(GIVEN PROBLEM) Pick out the lines below that include the string "Картинка".
━━ TASK INPUT
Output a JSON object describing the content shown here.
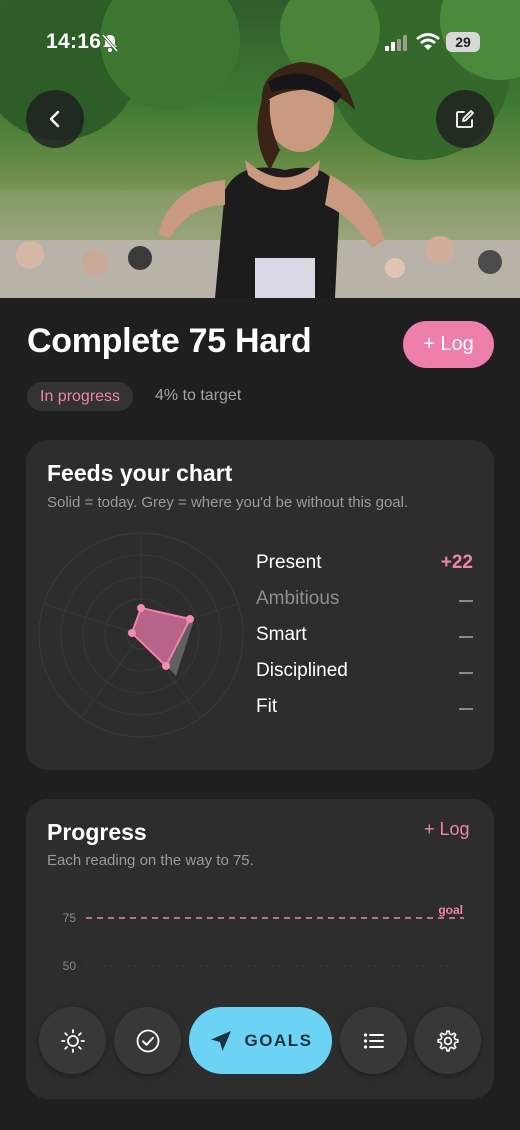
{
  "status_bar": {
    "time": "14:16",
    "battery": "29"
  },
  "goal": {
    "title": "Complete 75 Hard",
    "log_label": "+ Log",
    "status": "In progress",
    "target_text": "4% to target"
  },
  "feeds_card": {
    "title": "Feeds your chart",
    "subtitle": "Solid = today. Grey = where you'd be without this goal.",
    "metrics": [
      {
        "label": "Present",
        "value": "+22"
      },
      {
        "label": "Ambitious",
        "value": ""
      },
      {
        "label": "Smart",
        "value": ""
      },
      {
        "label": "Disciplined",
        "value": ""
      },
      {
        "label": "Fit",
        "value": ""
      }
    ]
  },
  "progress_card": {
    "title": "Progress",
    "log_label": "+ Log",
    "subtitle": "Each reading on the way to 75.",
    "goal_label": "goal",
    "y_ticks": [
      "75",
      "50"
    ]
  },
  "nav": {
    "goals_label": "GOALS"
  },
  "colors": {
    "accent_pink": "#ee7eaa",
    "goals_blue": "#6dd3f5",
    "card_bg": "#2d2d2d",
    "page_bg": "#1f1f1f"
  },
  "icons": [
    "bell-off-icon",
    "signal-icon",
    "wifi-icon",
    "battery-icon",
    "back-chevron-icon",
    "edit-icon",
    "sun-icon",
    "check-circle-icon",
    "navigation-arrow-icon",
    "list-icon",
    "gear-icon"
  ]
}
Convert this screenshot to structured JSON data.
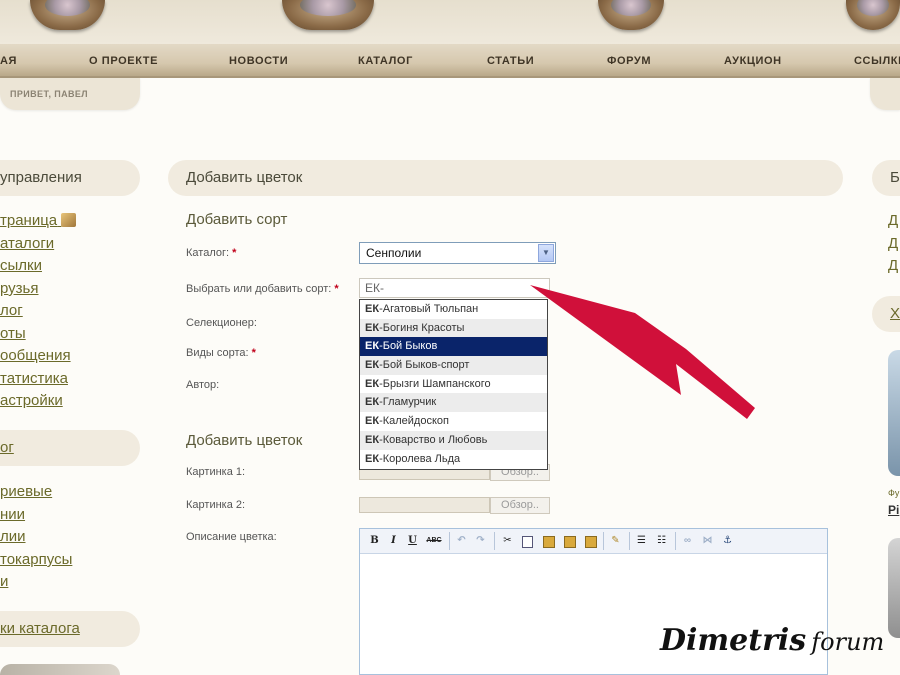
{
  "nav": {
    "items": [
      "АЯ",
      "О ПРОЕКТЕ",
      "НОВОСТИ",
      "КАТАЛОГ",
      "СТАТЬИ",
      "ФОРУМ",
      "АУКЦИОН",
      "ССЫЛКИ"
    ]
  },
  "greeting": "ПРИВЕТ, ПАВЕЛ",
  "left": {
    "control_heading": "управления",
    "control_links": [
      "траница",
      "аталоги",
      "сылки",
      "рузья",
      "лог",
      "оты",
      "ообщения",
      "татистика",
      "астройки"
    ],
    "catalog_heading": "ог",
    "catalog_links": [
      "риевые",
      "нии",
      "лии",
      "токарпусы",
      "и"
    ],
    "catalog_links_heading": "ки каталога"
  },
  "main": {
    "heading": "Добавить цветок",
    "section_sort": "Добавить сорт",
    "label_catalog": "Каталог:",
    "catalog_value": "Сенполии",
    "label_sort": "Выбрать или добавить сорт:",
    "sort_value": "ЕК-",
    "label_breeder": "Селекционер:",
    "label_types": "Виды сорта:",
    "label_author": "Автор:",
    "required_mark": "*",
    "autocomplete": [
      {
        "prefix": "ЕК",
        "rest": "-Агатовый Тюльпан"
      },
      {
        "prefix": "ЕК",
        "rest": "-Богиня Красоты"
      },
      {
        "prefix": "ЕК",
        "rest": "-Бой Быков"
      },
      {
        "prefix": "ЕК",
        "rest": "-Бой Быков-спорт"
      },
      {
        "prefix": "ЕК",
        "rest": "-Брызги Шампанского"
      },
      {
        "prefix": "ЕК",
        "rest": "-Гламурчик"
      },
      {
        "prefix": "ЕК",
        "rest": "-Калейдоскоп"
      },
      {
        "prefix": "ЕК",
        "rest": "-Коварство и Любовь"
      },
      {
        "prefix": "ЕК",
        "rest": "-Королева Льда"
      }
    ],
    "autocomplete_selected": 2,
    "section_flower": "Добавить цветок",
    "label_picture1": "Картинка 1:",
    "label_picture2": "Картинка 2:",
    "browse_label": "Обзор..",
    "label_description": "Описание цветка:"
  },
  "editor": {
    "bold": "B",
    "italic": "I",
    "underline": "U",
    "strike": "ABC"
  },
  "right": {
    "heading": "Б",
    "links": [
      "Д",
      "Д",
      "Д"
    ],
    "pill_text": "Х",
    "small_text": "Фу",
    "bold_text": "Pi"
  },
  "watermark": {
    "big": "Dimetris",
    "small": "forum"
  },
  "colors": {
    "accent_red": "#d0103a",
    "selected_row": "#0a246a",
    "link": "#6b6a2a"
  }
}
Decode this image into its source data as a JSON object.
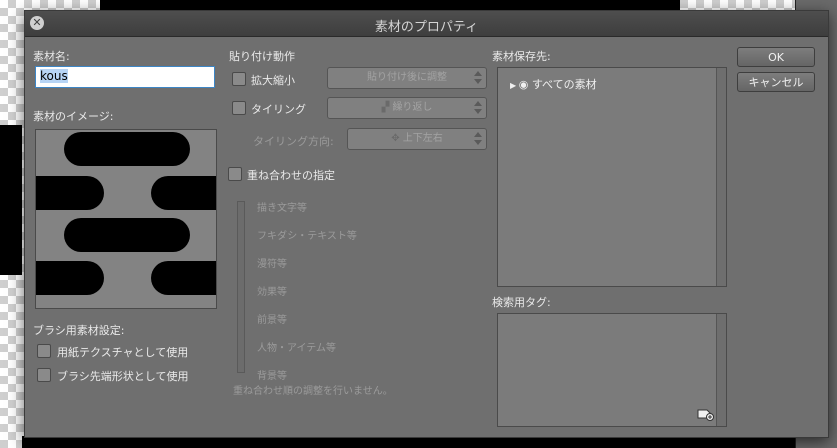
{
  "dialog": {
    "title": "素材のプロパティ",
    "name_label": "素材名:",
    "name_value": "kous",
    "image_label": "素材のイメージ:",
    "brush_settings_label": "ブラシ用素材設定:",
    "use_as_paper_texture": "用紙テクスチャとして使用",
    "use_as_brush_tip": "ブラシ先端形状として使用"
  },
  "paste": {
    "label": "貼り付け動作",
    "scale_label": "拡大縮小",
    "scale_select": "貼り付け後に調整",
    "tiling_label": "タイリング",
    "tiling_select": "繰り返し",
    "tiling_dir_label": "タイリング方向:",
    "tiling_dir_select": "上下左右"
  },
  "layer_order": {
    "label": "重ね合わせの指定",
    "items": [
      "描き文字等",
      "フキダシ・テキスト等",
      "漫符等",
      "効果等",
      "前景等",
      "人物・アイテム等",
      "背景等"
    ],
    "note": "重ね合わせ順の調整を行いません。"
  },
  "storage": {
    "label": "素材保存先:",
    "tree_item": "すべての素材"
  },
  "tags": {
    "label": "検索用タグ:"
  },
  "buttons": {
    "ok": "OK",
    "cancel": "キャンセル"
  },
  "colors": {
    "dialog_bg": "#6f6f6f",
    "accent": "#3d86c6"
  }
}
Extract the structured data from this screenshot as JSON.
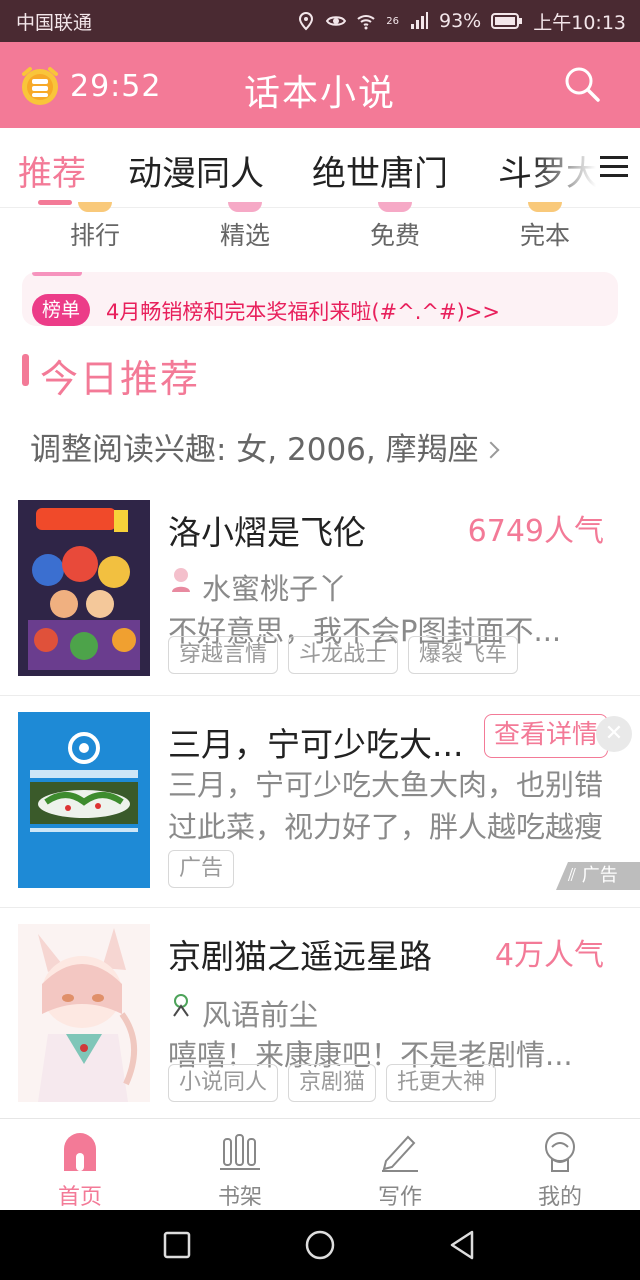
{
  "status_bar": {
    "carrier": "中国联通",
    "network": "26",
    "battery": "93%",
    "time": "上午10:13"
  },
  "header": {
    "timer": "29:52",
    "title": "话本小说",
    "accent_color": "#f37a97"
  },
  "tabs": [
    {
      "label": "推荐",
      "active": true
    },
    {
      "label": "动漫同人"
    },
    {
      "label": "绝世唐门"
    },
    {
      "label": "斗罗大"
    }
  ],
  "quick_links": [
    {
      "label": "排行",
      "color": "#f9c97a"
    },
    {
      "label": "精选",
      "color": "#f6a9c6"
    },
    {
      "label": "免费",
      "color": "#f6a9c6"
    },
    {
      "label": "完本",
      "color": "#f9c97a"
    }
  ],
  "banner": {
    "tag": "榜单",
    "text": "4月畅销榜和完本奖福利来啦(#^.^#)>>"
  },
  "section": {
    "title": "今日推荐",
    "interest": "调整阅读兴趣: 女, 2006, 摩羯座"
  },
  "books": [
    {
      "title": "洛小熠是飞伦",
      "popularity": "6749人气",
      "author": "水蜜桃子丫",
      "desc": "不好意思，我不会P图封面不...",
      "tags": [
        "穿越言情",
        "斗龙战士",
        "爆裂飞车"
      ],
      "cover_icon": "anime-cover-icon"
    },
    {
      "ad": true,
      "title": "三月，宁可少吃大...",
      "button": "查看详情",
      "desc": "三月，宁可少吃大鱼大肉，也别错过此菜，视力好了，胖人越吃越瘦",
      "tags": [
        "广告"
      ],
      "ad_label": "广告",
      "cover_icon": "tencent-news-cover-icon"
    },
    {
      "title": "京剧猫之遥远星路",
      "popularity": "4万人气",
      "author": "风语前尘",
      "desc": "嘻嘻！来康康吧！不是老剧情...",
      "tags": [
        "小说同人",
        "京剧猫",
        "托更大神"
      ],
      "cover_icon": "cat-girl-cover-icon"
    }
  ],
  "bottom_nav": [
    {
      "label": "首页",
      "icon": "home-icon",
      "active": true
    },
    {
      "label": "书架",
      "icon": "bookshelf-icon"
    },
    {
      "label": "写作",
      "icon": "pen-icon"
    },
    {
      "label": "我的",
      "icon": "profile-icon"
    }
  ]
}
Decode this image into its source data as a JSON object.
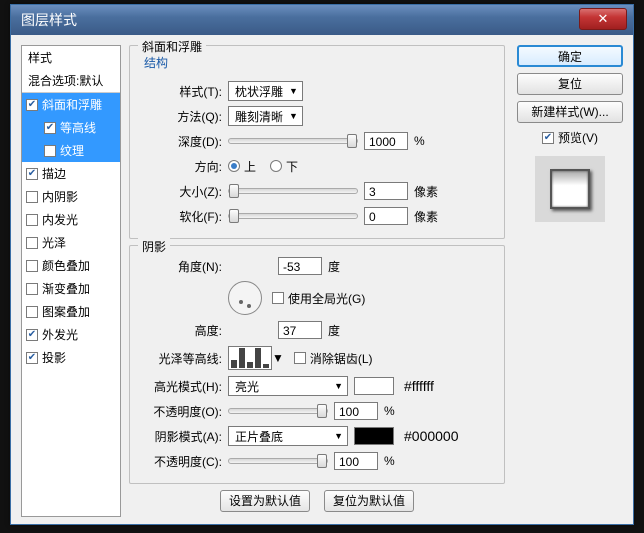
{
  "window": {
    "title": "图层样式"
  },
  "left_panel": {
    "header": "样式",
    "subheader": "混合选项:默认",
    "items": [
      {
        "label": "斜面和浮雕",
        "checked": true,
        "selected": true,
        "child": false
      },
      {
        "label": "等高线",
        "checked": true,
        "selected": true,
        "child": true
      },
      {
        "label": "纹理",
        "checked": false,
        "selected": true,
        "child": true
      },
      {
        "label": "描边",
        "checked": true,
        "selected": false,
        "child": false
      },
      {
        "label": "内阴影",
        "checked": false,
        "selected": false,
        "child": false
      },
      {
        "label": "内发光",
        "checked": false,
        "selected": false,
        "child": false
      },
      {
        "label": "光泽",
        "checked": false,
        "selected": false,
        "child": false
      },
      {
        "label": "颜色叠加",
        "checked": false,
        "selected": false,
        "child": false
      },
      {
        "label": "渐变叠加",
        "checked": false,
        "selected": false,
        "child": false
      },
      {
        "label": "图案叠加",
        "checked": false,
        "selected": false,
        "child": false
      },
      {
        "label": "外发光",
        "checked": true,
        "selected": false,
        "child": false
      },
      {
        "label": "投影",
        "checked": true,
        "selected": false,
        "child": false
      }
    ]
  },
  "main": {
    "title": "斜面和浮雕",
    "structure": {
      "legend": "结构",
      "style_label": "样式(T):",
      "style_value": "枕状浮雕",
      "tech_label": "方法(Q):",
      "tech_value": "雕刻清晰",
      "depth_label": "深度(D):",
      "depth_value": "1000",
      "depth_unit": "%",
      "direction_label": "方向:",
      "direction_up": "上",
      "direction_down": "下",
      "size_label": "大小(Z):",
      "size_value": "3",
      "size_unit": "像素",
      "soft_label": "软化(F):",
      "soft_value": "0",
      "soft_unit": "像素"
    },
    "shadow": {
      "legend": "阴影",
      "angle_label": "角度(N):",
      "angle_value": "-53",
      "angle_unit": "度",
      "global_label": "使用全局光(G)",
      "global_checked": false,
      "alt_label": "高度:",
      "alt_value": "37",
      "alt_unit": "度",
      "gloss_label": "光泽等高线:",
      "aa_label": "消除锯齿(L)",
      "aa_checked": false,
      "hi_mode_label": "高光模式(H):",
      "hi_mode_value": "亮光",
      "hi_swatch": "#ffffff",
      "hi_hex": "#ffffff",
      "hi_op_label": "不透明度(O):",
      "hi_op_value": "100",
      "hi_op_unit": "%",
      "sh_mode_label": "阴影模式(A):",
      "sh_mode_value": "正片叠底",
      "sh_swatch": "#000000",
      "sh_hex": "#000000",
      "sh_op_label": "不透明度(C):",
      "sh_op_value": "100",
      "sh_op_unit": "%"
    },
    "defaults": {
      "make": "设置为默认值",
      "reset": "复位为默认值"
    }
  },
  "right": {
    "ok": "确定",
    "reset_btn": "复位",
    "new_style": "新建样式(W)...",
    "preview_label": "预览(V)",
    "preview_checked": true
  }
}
━━━━
(COMPLETE OUTPUT)
    "label_picture1": "Картинка 1:",
    "label_picture2": "Картинка 2:",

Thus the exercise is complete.